SUPPLIED ENTRIES -
####

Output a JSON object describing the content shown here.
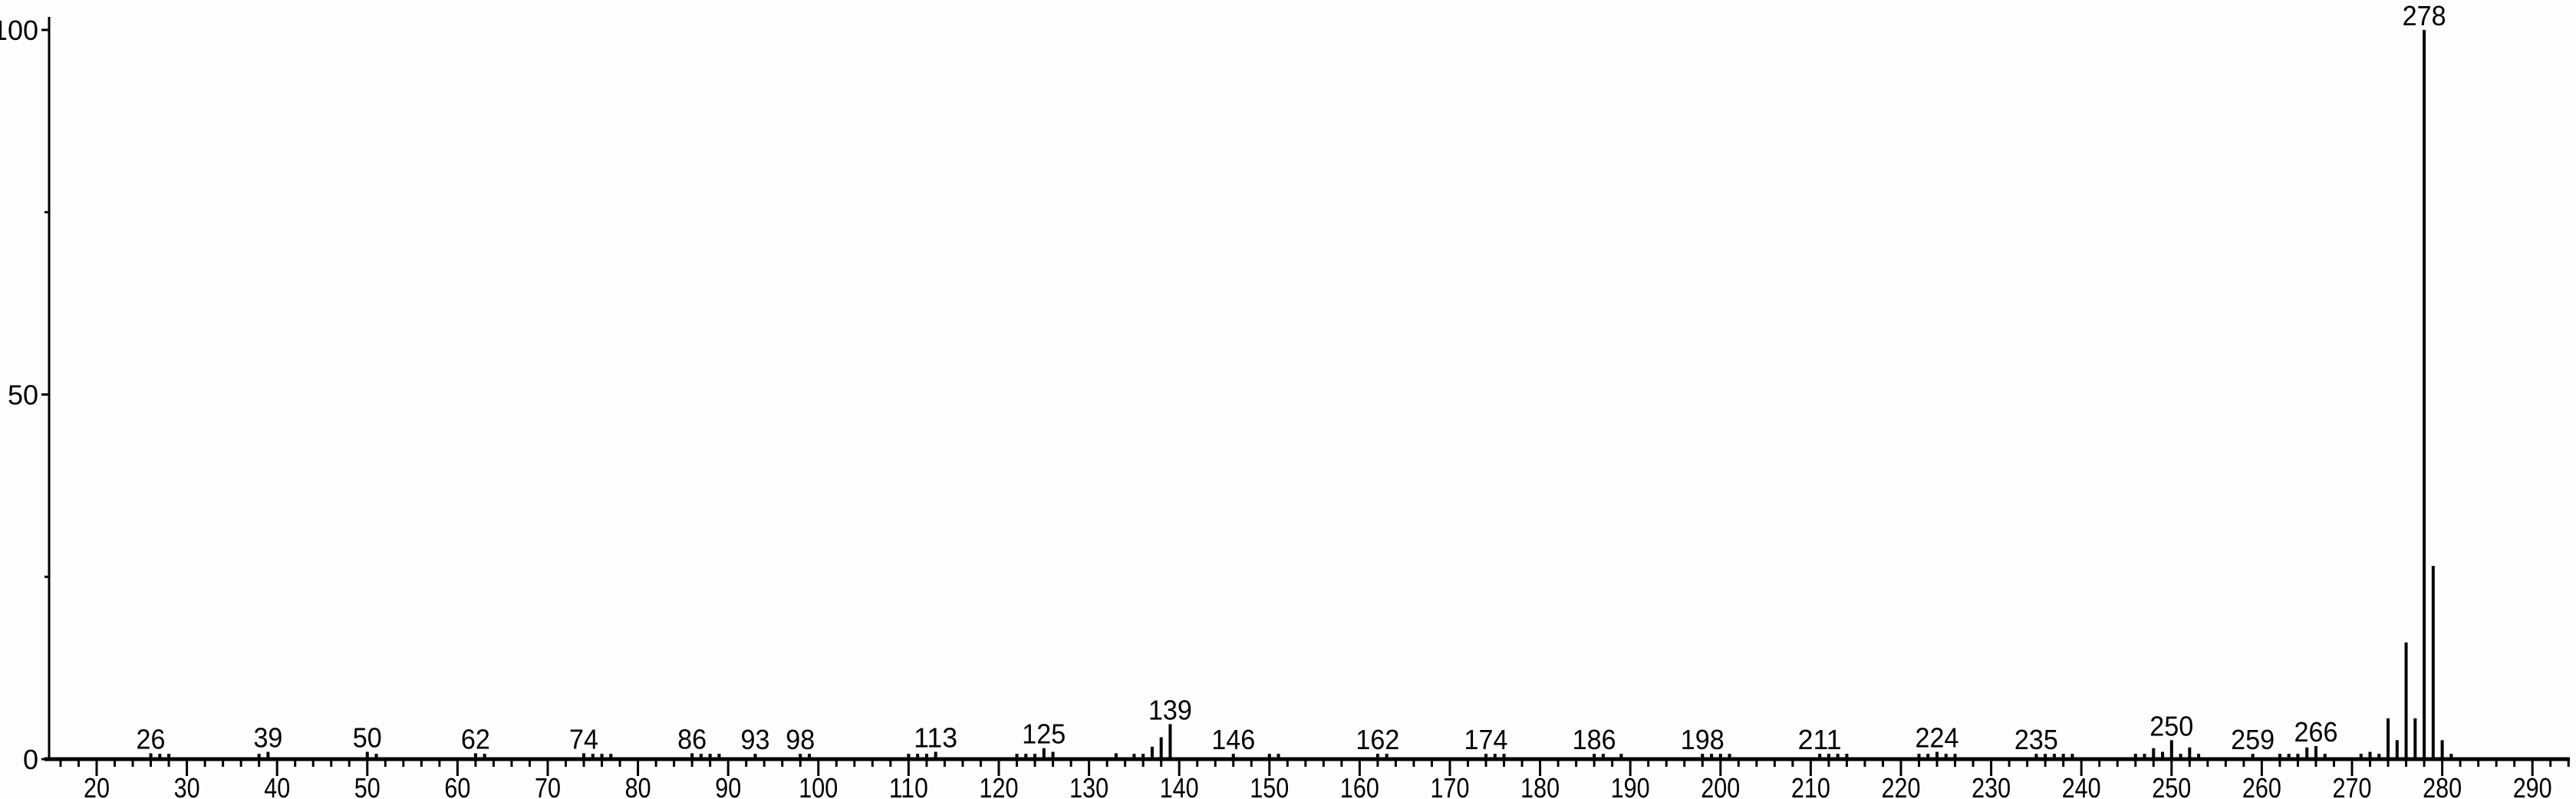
{
  "chart_data": {
    "type": "bar",
    "title": "",
    "xlabel": "",
    "ylabel": "",
    "xlim": [
      15,
      295
    ],
    "ylim": [
      0,
      100
    ],
    "x_ticks": [
      20,
      30,
      40,
      50,
      60,
      70,
      80,
      90,
      100,
      110,
      120,
      130,
      140,
      150,
      160,
      170,
      180,
      190,
      200,
      210,
      220,
      230,
      240,
      250,
      260,
      270,
      280,
      290
    ],
    "y_ticks": [
      0,
      50,
      100
    ],
    "y_minor_ticks": [
      25,
      75
    ],
    "grid": false,
    "bar_color": "#000000",
    "peaks": [
      {
        "x": 26,
        "y": 0.8
      },
      {
        "x": 27,
        "y": 0.5
      },
      {
        "x": 28,
        "y": 0.5
      },
      {
        "x": 38,
        "y": 0.5
      },
      {
        "x": 39,
        "y": 1.0
      },
      {
        "x": 50,
        "y": 1.0
      },
      {
        "x": 51,
        "y": 0.5
      },
      {
        "x": 62,
        "y": 0.8
      },
      {
        "x": 63,
        "y": 0.5
      },
      {
        "x": 74,
        "y": 0.8
      },
      {
        "x": 75,
        "y": 0.5
      },
      {
        "x": 76,
        "y": 0.5
      },
      {
        "x": 77,
        "y": 0.5
      },
      {
        "x": 86,
        "y": 0.8
      },
      {
        "x": 87,
        "y": 0.5
      },
      {
        "x": 88,
        "y": 0.5
      },
      {
        "x": 89,
        "y": 0.5
      },
      {
        "x": 93,
        "y": 0.5
      },
      {
        "x": 98,
        "y": 0.5
      },
      {
        "x": 99,
        "y": 0.5
      },
      {
        "x": 110,
        "y": 0.5
      },
      {
        "x": 111,
        "y": 0.5
      },
      {
        "x": 112,
        "y": 0.5
      },
      {
        "x": 113,
        "y": 1.0
      },
      {
        "x": 122,
        "y": 0.6
      },
      {
        "x": 123,
        "y": 0.6
      },
      {
        "x": 124,
        "y": 0.5
      },
      {
        "x": 125,
        "y": 1.5
      },
      {
        "x": 126,
        "y": 1.0
      },
      {
        "x": 133,
        "y": 0.8
      },
      {
        "x": 135,
        "y": 0.5
      },
      {
        "x": 136,
        "y": 0.6
      },
      {
        "x": 137,
        "y": 1.7
      },
      {
        "x": 138,
        "y": 3.0
      },
      {
        "x": 139,
        "y": 4.8
      },
      {
        "x": 146,
        "y": 0.5
      },
      {
        "x": 150,
        "y": 0.6
      },
      {
        "x": 151,
        "y": 0.5
      },
      {
        "x": 162,
        "y": 0.6
      },
      {
        "x": 163,
        "y": 0.5
      },
      {
        "x": 174,
        "y": 0.6
      },
      {
        "x": 175,
        "y": 0.5
      },
      {
        "x": 176,
        "y": 0.6
      },
      {
        "x": 186,
        "y": 0.6
      },
      {
        "x": 187,
        "y": 0.5
      },
      {
        "x": 189,
        "y": 0.5
      },
      {
        "x": 198,
        "y": 0.6
      },
      {
        "x": 199,
        "y": 0.5
      },
      {
        "x": 200,
        "y": 0.5
      },
      {
        "x": 201,
        "y": 0.5
      },
      {
        "x": 211,
        "y": 0.5
      },
      {
        "x": 212,
        "y": 0.5
      },
      {
        "x": 213,
        "y": 0.5
      },
      {
        "x": 214,
        "y": 0.5
      },
      {
        "x": 222,
        "y": 0.6
      },
      {
        "x": 223,
        "y": 0.5
      },
      {
        "x": 224,
        "y": 1.0
      },
      {
        "x": 225,
        "y": 0.5
      },
      {
        "x": 226,
        "y": 0.6
      },
      {
        "x": 235,
        "y": 0.5
      },
      {
        "x": 236,
        "y": 0.6
      },
      {
        "x": 237,
        "y": 0.5
      },
      {
        "x": 238,
        "y": 0.5
      },
      {
        "x": 239,
        "y": 0.6
      },
      {
        "x": 246,
        "y": 0.5
      },
      {
        "x": 247,
        "y": 0.6
      },
      {
        "x": 248,
        "y": 1.5
      },
      {
        "x": 249,
        "y": 1.0
      },
      {
        "x": 250,
        "y": 2.6
      },
      {
        "x": 251,
        "y": 0.6
      },
      {
        "x": 252,
        "y": 1.6
      },
      {
        "x": 253,
        "y": 0.5
      },
      {
        "x": 259,
        "y": 0.5
      },
      {
        "x": 262,
        "y": 0.6
      },
      {
        "x": 263,
        "y": 0.5
      },
      {
        "x": 264,
        "y": 0.6
      },
      {
        "x": 265,
        "y": 1.6
      },
      {
        "x": 266,
        "y": 1.8
      },
      {
        "x": 267,
        "y": 0.5
      },
      {
        "x": 271,
        "y": 0.5
      },
      {
        "x": 272,
        "y": 1.0
      },
      {
        "x": 273,
        "y": 0.5
      },
      {
        "x": 274,
        "y": 5.6
      },
      {
        "x": 275,
        "y": 2.6
      },
      {
        "x": 276,
        "y": 16.0
      },
      {
        "x": 277,
        "y": 5.6
      },
      {
        "x": 278,
        "y": 100
      },
      {
        "x": 279,
        "y": 26.5
      },
      {
        "x": 280,
        "y": 2.6
      },
      {
        "x": 281,
        "y": 0.5
      }
    ],
    "annotations": [
      {
        "x": 26,
        "label": "26"
      },
      {
        "x": 39,
        "label": "39"
      },
      {
        "x": 50,
        "label": "50"
      },
      {
        "x": 62,
        "label": "62"
      },
      {
        "x": 74,
        "label": "74"
      },
      {
        "x": 86,
        "label": "86"
      },
      {
        "x": 93,
        "label": "93"
      },
      {
        "x": 98,
        "label": "98"
      },
      {
        "x": 113,
        "label": "113"
      },
      {
        "x": 125,
        "label": "125"
      },
      {
        "x": 139,
        "label": "139"
      },
      {
        "x": 146,
        "label": "146"
      },
      {
        "x": 162,
        "label": "162"
      },
      {
        "x": 174,
        "label": "174"
      },
      {
        "x": 186,
        "label": "186"
      },
      {
        "x": 198,
        "label": "198"
      },
      {
        "x": 211,
        "label": "211"
      },
      {
        "x": 224,
        "label": "224"
      },
      {
        "x": 235,
        "label": "235"
      },
      {
        "x": 250,
        "label": "250"
      },
      {
        "x": 259,
        "label": "259"
      },
      {
        "x": 266,
        "label": "266"
      },
      {
        "x": 278,
        "label": "278"
      }
    ]
  }
}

####

REQUIREMENTS -
Skip the pictures and transcribe the rest of the records exactly.

SOLUTION BELOW -
Output a JSON object describing the content shown here.
{
  "chart_data": {
    "type": "bar",
    "title": "",
    "xlabel": "",
    "ylabel": "",
    "xlim": [
      15,
      295
    ],
    "ylim": [
      0,
      100
    ],
    "x_ticks": [
      20,
      30,
      40,
      50,
      60,
      70,
      80,
      90,
      100,
      110,
      120,
      130,
      140,
      150,
      160,
      170,
      180,
      190,
      200,
      210,
      220,
      230,
      240,
      250,
      260,
      270,
      280,
      290
    ],
    "y_ticks": [
      0,
      50,
      100
    ],
    "y_minor_ticks": [
      25,
      75
    ],
    "grid": false,
    "bar_color": "#000000",
    "peaks": [
      {
        "x": 26,
        "y": 0.8
      },
      {
        "x": 27,
        "y": 0.5
      },
      {
        "x": 28,
        "y": 0.5
      },
      {
        "x": 38,
        "y": 0.5
      },
      {
        "x": 39,
        "y": 1.0
      },
      {
        "x": 50,
        "y": 1.0
      },
      {
        "x": 51,
        "y": 0.5
      },
      {
        "x": 62,
        "y": 0.8
      },
      {
        "x": 63,
        "y": 0.5
      },
      {
        "x": 74,
        "y": 0.8
      },
      {
        "x": 75,
        "y": 0.5
      },
      {
        "x": 76,
        "y": 0.5
      },
      {
        "x": 77,
        "y": 0.5
      },
      {
        "x": 86,
        "y": 0.8
      },
      {
        "x": 87,
        "y": 0.5
      },
      {
        "x": 88,
        "y": 0.5
      },
      {
        "x": 89,
        "y": 0.5
      },
      {
        "x": 93,
        "y": 0.5
      },
      {
        "x": 98,
        "y": 0.5
      },
      {
        "x": 99,
        "y": 0.5
      },
      {
        "x": 110,
        "y": 0.5
      },
      {
        "x": 111,
        "y": 0.5
      },
      {
        "x": 112,
        "y": 0.5
      },
      {
        "x": 113,
        "y": 1.0
      },
      {
        "x": 122,
        "y": 0.6
      },
      {
        "x": 123,
        "y": 0.6
      },
      {
        "x": 124,
        "y": 0.5
      },
      {
        "x": 125,
        "y": 1.5
      },
      {
        "x": 126,
        "y": 1.0
      },
      {
        "x": 133,
        "y": 0.8
      },
      {
        "x": 135,
        "y": 0.5
      },
      {
        "x": 136,
        "y": 0.6
      },
      {
        "x": 137,
        "y": 1.7
      },
      {
        "x": 138,
        "y": 3.0
      },
      {
        "x": 139,
        "y": 4.8
      },
      {
        "x": 146,
        "y": 0.5
      },
      {
        "x": 150,
        "y": 0.6
      },
      {
        "x": 151,
        "y": 0.5
      },
      {
        "x": 162,
        "y": 0.6
      },
      {
        "x": 163,
        "y": 0.5
      },
      {
        "x": 174,
        "y": 0.6
      },
      {
        "x": 175,
        "y": 0.5
      },
      {
        "x": 176,
        "y": 0.6
      },
      {
        "x": 186,
        "y": 0.6
      },
      {
        "x": 187,
        "y": 0.5
      },
      {
        "x": 189,
        "y": 0.5
      },
      {
        "x": 198,
        "y": 0.6
      },
      {
        "x": 199,
        "y": 0.5
      },
      {
        "x": 200,
        "y": 0.5
      },
      {
        "x": 201,
        "y": 0.5
      },
      {
        "x": 211,
        "y": 0.5
      },
      {
        "x": 212,
        "y": 0.5
      },
      {
        "x": 213,
        "y": 0.5
      },
      {
        "x": 214,
        "y": 0.5
      },
      {
        "x": 222,
        "y": 0.6
      },
      {
        "x": 223,
        "y": 0.5
      },
      {
        "x": 224,
        "y": 1.0
      },
      {
        "x": 225,
        "y": 0.5
      },
      {
        "x": 226,
        "y": 0.6
      },
      {
        "x": 235,
        "y": 0.5
      },
      {
        "x": 236,
        "y": 0.6
      },
      {
        "x": 237,
        "y": 0.5
      },
      {
        "x": 238,
        "y": 0.5
      },
      {
        "x": 239,
        "y": 0.6
      },
      {
        "x": 246,
        "y": 0.5
      },
      {
        "x": 247,
        "y": 0.6
      },
      {
        "x": 248,
        "y": 1.5
      },
      {
        "x": 249,
        "y": 1.0
      },
      {
        "x": 250,
        "y": 2.6
      },
      {
        "x": 251,
        "y": 0.6
      },
      {
        "x": 252,
        "y": 1.6
      },
      {
        "x": 253,
        "y": 0.5
      },
      {
        "x": 259,
        "y": 0.5
      },
      {
        "x": 262,
        "y": 0.6
      },
      {
        "x": 263,
        "y": 0.5
      },
      {
        "x": 264,
        "y": 0.6
      },
      {
        "x": 265,
        "y": 1.6
      },
      {
        "x": 266,
        "y": 1.8
      },
      {
        "x": 267,
        "y": 0.5
      },
      {
        "x": 271,
        "y": 0.5
      },
      {
        "x": 272,
        "y": 1.0
      },
      {
        "x": 273,
        "y": 0.5
      },
      {
        "x": 274,
        "y": 5.6
      },
      {
        "x": 275,
        "y": 2.6
      },
      {
        "x": 276,
        "y": 16.0
      },
      {
        "x": 277,
        "y": 5.6
      },
      {
        "x": 278,
        "y": 100
      },
      {
        "x": 279,
        "y": 26.5
      },
      {
        "x": 280,
        "y": 2.6
      },
      {
        "x": 281,
        "y": 0.5
      }
    ],
    "annotations": [
      {
        "x": 26,
        "label": "26"
      },
      {
        "x": 39,
        "label": "39"
      },
      {
        "x": 50,
        "label": "50"
      },
      {
        "x": 62,
        "label": "62"
      },
      {
        "x": 74,
        "label": "74"
      },
      {
        "x": 86,
        "label": "86"
      },
      {
        "x": 93,
        "label": "93"
      },
      {
        "x": 98,
        "label": "98"
      },
      {
        "x": 113,
        "label": "113"
      },
      {
        "x": 125,
        "label": "125"
      },
      {
        "x": 139,
        "label": "139"
      },
      {
        "x": 146,
        "label": "146"
      },
      {
        "x": 162,
        "label": "162"
      },
      {
        "x": 174,
        "label": "174"
      },
      {
        "x": 186,
        "label": "186"
      },
      {
        "x": 198,
        "label": "198"
      },
      {
        "x": 211,
        "label": "211"
      },
      {
        "x": 224,
        "label": "224"
      },
      {
        "x": 235,
        "label": "235"
      },
      {
        "x": 250,
        "label": "250"
      },
      {
        "x": 259,
        "label": "259"
      },
      {
        "x": 266,
        "label": "266"
      },
      {
        "x": 278,
        "label": "278"
      }
    ]
  }
}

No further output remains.